→ **Work to do**
Find how many lines in the material hold the word "LLENA", then state that number and nothing more.

→ **Task material**

----

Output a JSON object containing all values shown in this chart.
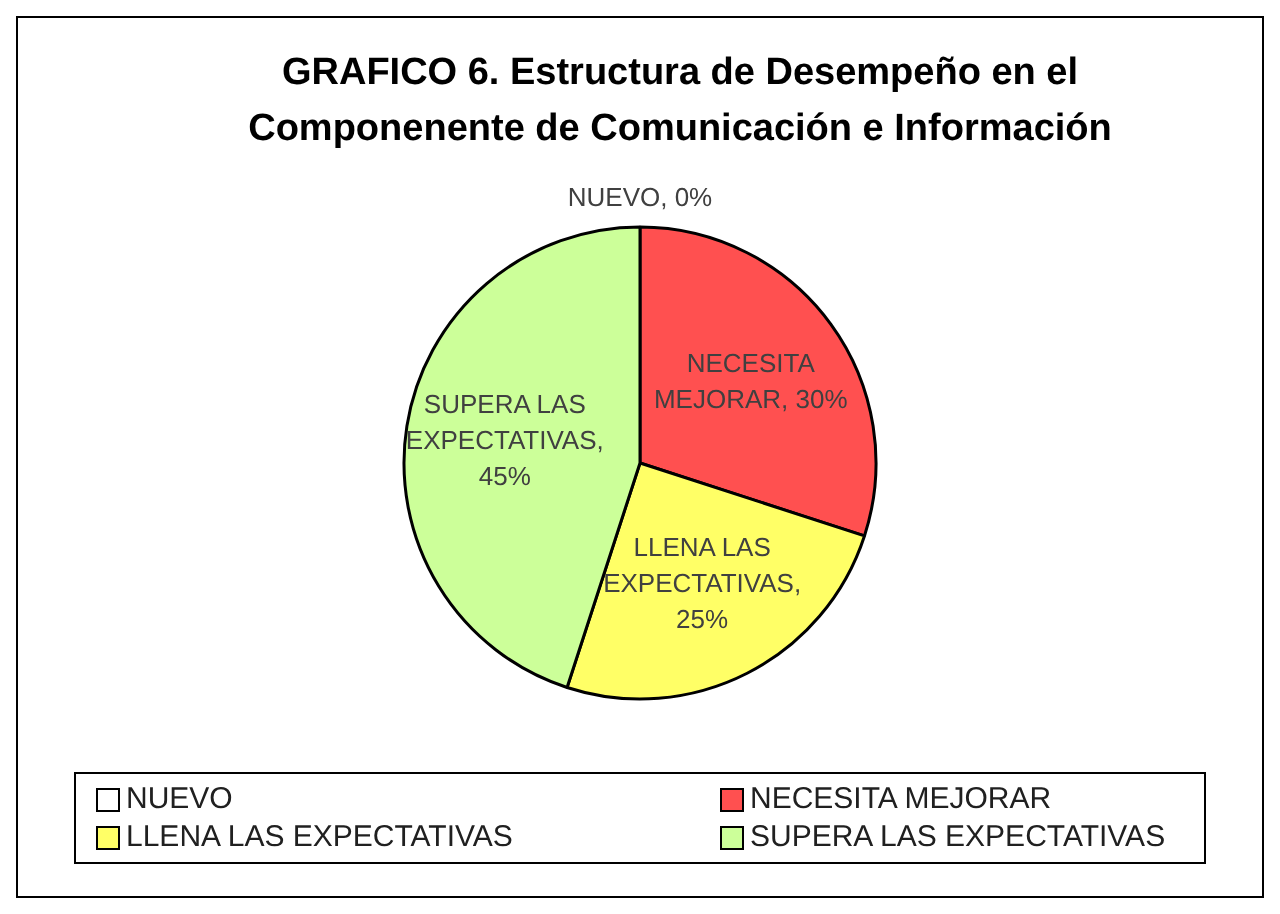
{
  "chart_data": {
    "type": "pie",
    "title": "GRAFICO 6. Estructura de Desempeño en el Componenente de Comunicación e Información",
    "categories": [
      "NUEVO",
      "NECESITA MEJORAR",
      "LLENA LAS EXPECTATIVAS",
      "SUPERA LAS EXPECTATIVAS"
    ],
    "values": [
      0,
      30,
      25,
      45
    ],
    "value_labels": [
      "NUEVO, 0%",
      "NECESITA MEJORAR, 30%",
      "LLENA LAS EXPECTATIVAS, 25%",
      "SUPERA LAS EXPECTATIVAS, 45%"
    ],
    "colors": [
      "#ffffff",
      "#ff5050",
      "#ffff66",
      "#ccff99"
    ],
    "legend": "bottom"
  }
}
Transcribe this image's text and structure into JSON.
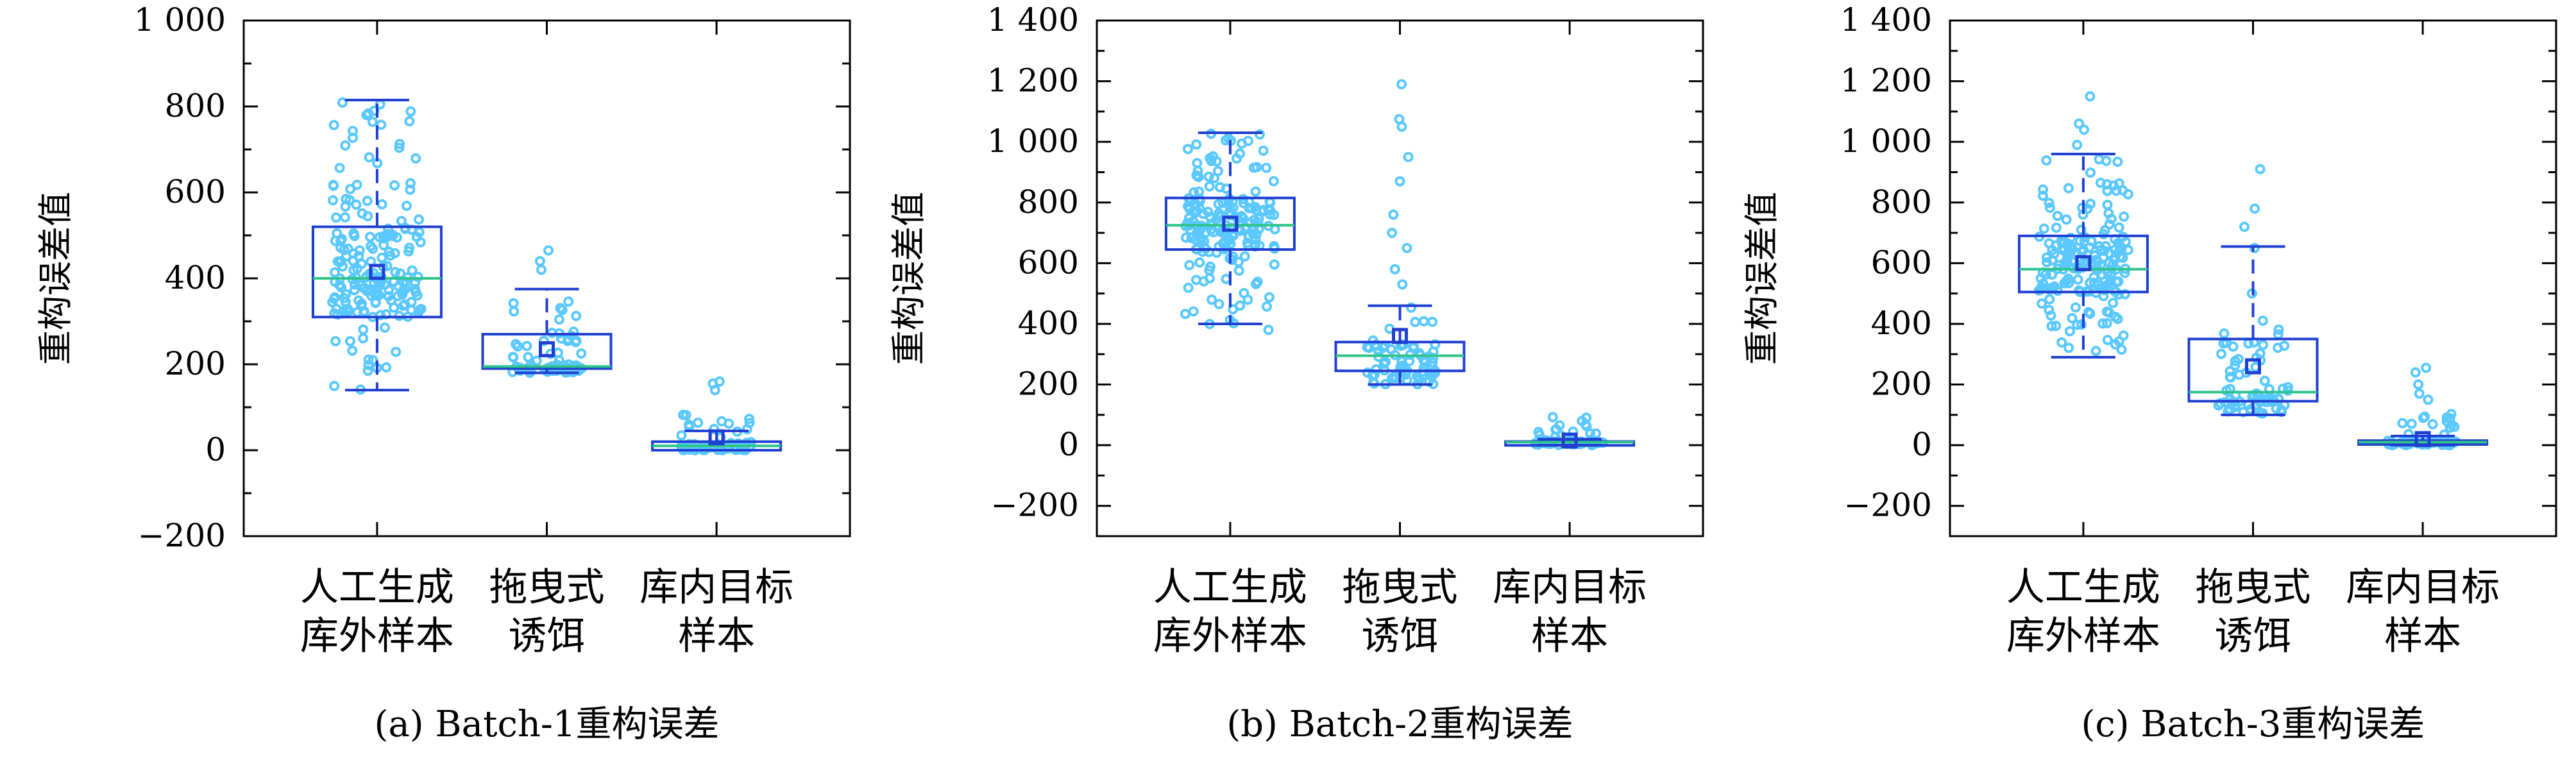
{
  "figure": {
    "panels_count": 3
  },
  "colors": {
    "box": "#1f3fd1",
    "median": "#2ec48a",
    "mean": "#1f3fd1",
    "points": "#5ac8ff",
    "axis": "#000000"
  },
  "chart_data": [
    {
      "type": "box",
      "caption": "(a) Batch-1重构误差",
      "ylabel": "重构误差值",
      "ylim": [
        -200,
        1000
      ],
      "yticks": [
        -200,
        0,
        200,
        400,
        600,
        800,
        1000
      ],
      "ytick_labels": [
        "−200",
        "0",
        "200",
        "400",
        "600",
        "800",
        "1 000"
      ],
      "categories": [
        [
          "人工生成",
          "库外样本"
        ],
        [
          "拖曳式",
          "诱饵"
        ],
        [
          "库内目标",
          "样本"
        ]
      ],
      "boxes": [
        {
          "q1": 310,
          "median": 400,
          "q3": 520,
          "whisker_low": 140,
          "whisker_high": 815,
          "mean": 415
        },
        {
          "q1": 190,
          "median": 195,
          "q3": 270,
          "whisker_low": 180,
          "whisker_high": 375,
          "mean": 235
        },
        {
          "q1": 0,
          "median": 10,
          "q3": 20,
          "whisker_low": 0,
          "whisker_high": 45,
          "mean": 30
        }
      ],
      "points_extent": [
        {
          "min": 140,
          "max": 815,
          "extra": [
            790,
            805
          ]
        },
        {
          "min": 180,
          "max": 375,
          "extra": [
            420,
            440,
            465
          ]
        },
        {
          "min": 0,
          "max": 90,
          "extra": [
            140,
            155,
            160
          ]
        }
      ]
    },
    {
      "type": "box",
      "caption": "(b) Batch-2重构误差",
      "ylabel": "重构误差值",
      "ylim": [
        -300,
        1400
      ],
      "yticks": [
        -200,
        0,
        200,
        400,
        600,
        800,
        1000,
        1200,
        1400
      ],
      "ytick_labels": [
        "−200",
        "0",
        "200",
        "400",
        "600",
        "800",
        "1 000",
        "1 200",
        "1 400"
      ],
      "categories": [
        [
          "人工生成",
          "库外样本"
        ],
        [
          "拖曳式",
          "诱饵"
        ],
        [
          "库内目标",
          "样本"
        ]
      ],
      "boxes": [
        {
          "q1": 645,
          "median": 725,
          "q3": 815,
          "whisker_low": 400,
          "whisker_high": 1030,
          "mean": 730
        },
        {
          "q1": 245,
          "median": 295,
          "q3": 340,
          "whisker_low": 200,
          "whisker_high": 460,
          "mean": 360
        },
        {
          "q1": 5,
          "median": 10,
          "q3": 12,
          "whisker_low": 0,
          "whisker_high": 20,
          "mean": 15
        }
      ],
      "points_extent": [
        {
          "min": 380,
          "max": 1030,
          "extra": []
        },
        {
          "min": 200,
          "max": 460,
          "extra": [
            530,
            580,
            650,
            700,
            760,
            870,
            950,
            1050,
            1075,
            1190
          ]
        },
        {
          "min": 0,
          "max": 95,
          "extra": []
        }
      ]
    },
    {
      "type": "box",
      "caption": "(c) Batch-3重构误差",
      "ylabel": "重构误差值",
      "ylim": [
        -300,
        1400
      ],
      "yticks": [
        -200,
        0,
        200,
        400,
        600,
        800,
        1000,
        1200,
        1400
      ],
      "ytick_labels": [
        "−200",
        "0",
        "200",
        "400",
        "600",
        "800",
        "1 000",
        "1 200",
        "1 400"
      ],
      "categories": [
        [
          "人工生成",
          "库外样本"
        ],
        [
          "拖曳式",
          "诱饵"
        ],
        [
          "库内目标",
          "样本"
        ]
      ],
      "boxes": [
        {
          "q1": 505,
          "median": 580,
          "q3": 690,
          "whisker_low": 290,
          "whisker_high": 960,
          "mean": 600
        },
        {
          "q1": 145,
          "median": 175,
          "q3": 350,
          "whisker_low": 100,
          "whisker_high": 655,
          "mean": 260
        },
        {
          "q1": 5,
          "median": 10,
          "q3": 15,
          "whisker_low": 0,
          "whisker_high": 30,
          "mean": 20
        }
      ],
      "points_extent": [
        {
          "min": 290,
          "max": 960,
          "extra": [
            990,
            1040,
            1060,
            1150
          ]
        },
        {
          "min": 100,
          "max": 420,
          "extra": [
            500,
            650,
            720,
            780,
            910
          ]
        },
        {
          "min": 0,
          "max": 130,
          "extra": [
            150,
            170,
            200,
            240,
            255
          ]
        }
      ]
    }
  ]
}
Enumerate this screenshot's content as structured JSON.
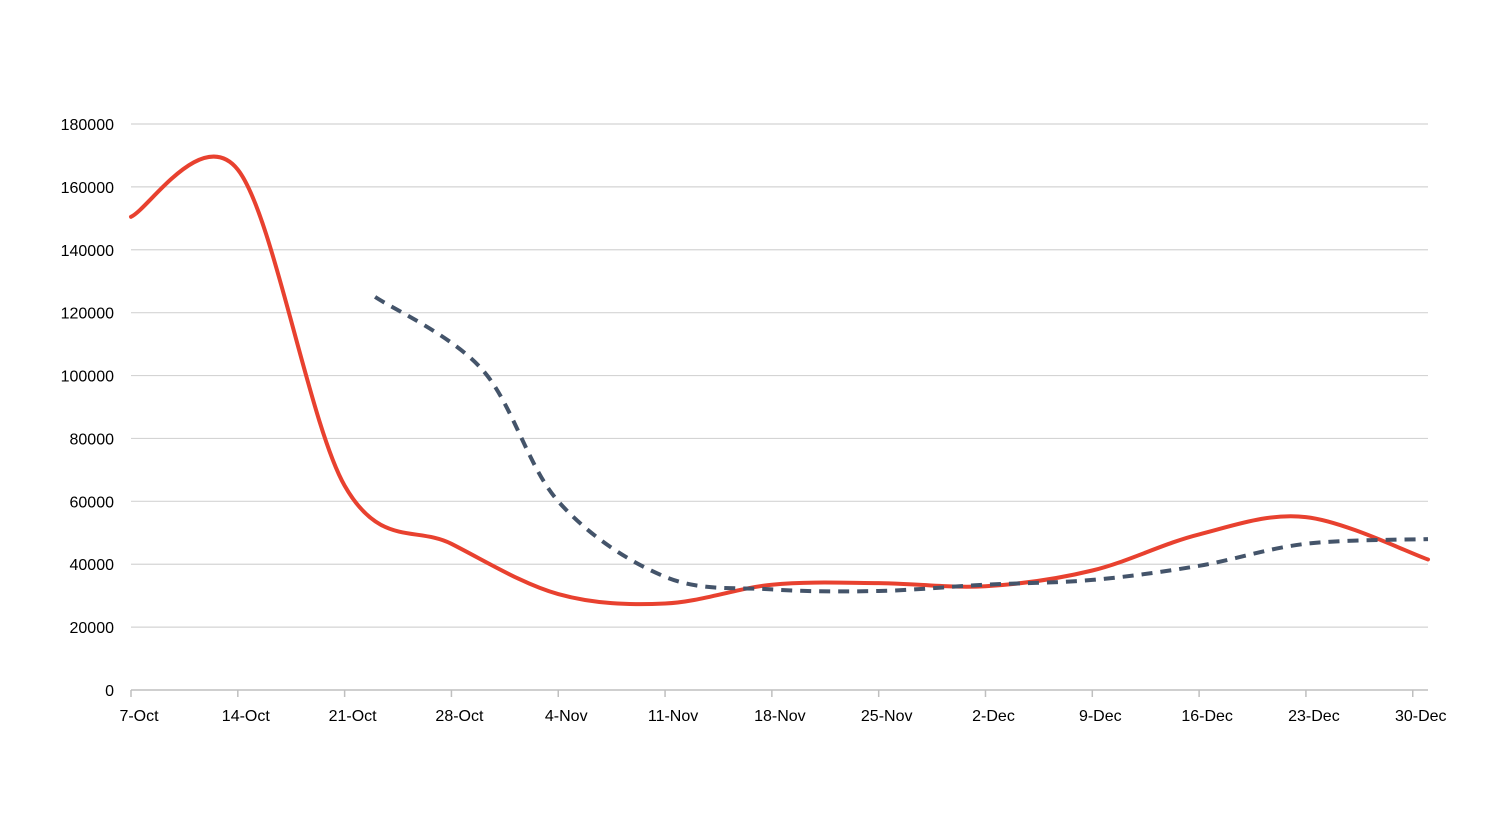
{
  "chart_data": {
    "type": "line",
    "title": "",
    "xlabel": "",
    "ylabel": "",
    "x_tick_labels": [
      "7-Oct",
      "14-Oct",
      "21-Oct",
      "28-Oct",
      "4-Nov",
      "11-Nov",
      "18-Nov",
      "25-Nov",
      "2-Dec",
      "9-Dec",
      "16-Dec",
      "23-Dec",
      "30-Dec"
    ],
    "y_ticks": [
      0,
      20000,
      40000,
      60000,
      80000,
      100000,
      120000,
      140000,
      160000,
      180000
    ],
    "ylim": [
      0,
      180000
    ],
    "xlim": [
      "7-Oct",
      "31-Dec"
    ],
    "grid": "horizontal",
    "legend": "none",
    "series": [
      {
        "color": "#e8412f",
        "style": "solid",
        "points": [
          {
            "x": "7-Oct",
            "y": 150500
          },
          {
            "x": "14-Oct",
            "y": 165500
          },
          {
            "x": "21-Oct",
            "y": 65000
          },
          {
            "x": "28-Oct",
            "y": 46500
          },
          {
            "x": "4-Nov",
            "y": 30500
          },
          {
            "x": "11-Nov",
            "y": 27500
          },
          {
            "x": "18-Nov",
            "y": 33500
          },
          {
            "x": "25-Nov",
            "y": 34000
          },
          {
            "x": "2-Dec",
            "y": 33000
          },
          {
            "x": "9-Dec",
            "y": 38000
          },
          {
            "x": "16-Dec",
            "y": 49500
          },
          {
            "x": "23-Dec",
            "y": 55000
          },
          {
            "x": "31-Dec",
            "y": 41500
          }
        ]
      },
      {
        "color": "#44546a",
        "style": "dashed",
        "points": [
          {
            "x": "23-Oct",
            "y": 125000
          },
          {
            "x": "30-Oct",
            "y": 102000
          },
          {
            "x": "4-Nov",
            "y": 60000
          },
          {
            "x": "11-Nov",
            "y": 36000
          },
          {
            "x": "18-Nov",
            "y": 32000
          },
          {
            "x": "25-Nov",
            "y": 31500
          },
          {
            "x": "2-Dec",
            "y": 33500
          },
          {
            "x": "9-Dec",
            "y": 35000
          },
          {
            "x": "16-Dec",
            "y": 39500
          },
          {
            "x": "23-Dec",
            "y": 46500
          },
          {
            "x": "31-Dec",
            "y": 48000
          }
        ]
      }
    ]
  }
}
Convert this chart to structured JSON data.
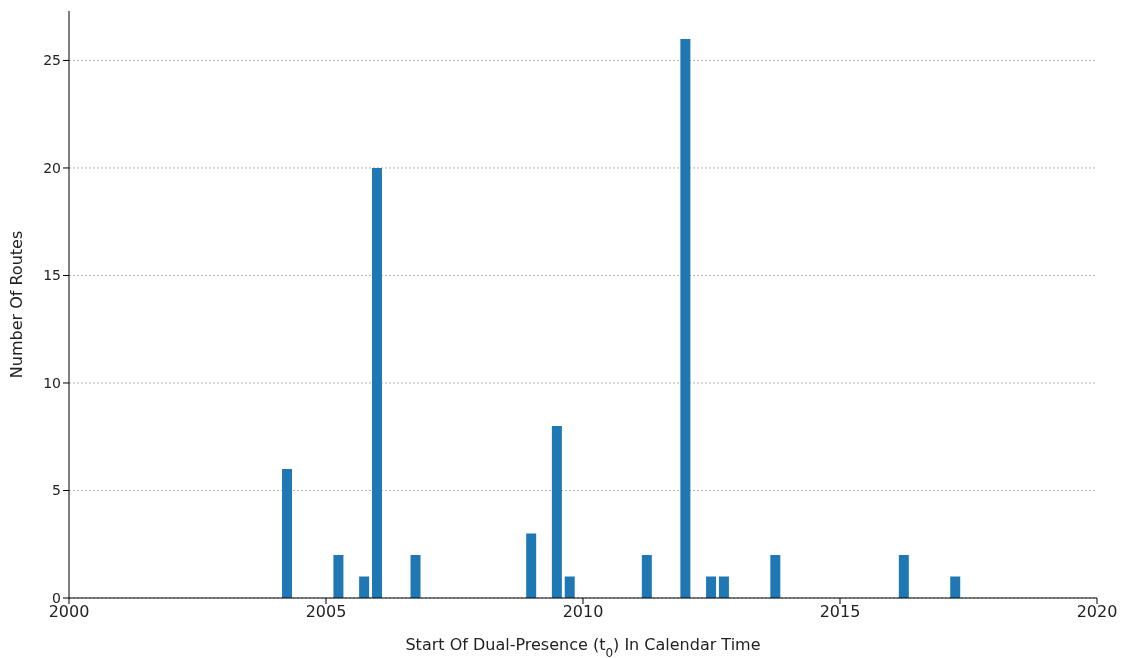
{
  "chart_data": {
    "type": "bar",
    "xlabel": "Start Of Dual-Presence (t$_{0}$) In Calendar Time",
    "ylabel": "Number Of Routes",
    "x": [
      2004.25,
      2005.25,
      2005.75,
      2006.0,
      2006.75,
      2009.0,
      2009.5,
      2009.75,
      2011.25,
      2012.0,
      2012.5,
      2012.75,
      2013.75,
      2016.25,
      2017.25
    ],
    "values": [
      6,
      2,
      1,
      20,
      2,
      3,
      8,
      1,
      2,
      26,
      1,
      1,
      2,
      2,
      1
    ],
    "color": "#1f77b4",
    "xlim": [
      2000,
      2020
    ],
    "xticks": [
      2000,
      2005,
      2010,
      2015,
      2020
    ],
    "ylim": [
      0,
      27.3
    ],
    "yticks": [
      0,
      5,
      10,
      15,
      20,
      25
    ],
    "grid": "y"
  }
}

----

→ **Complete output**
2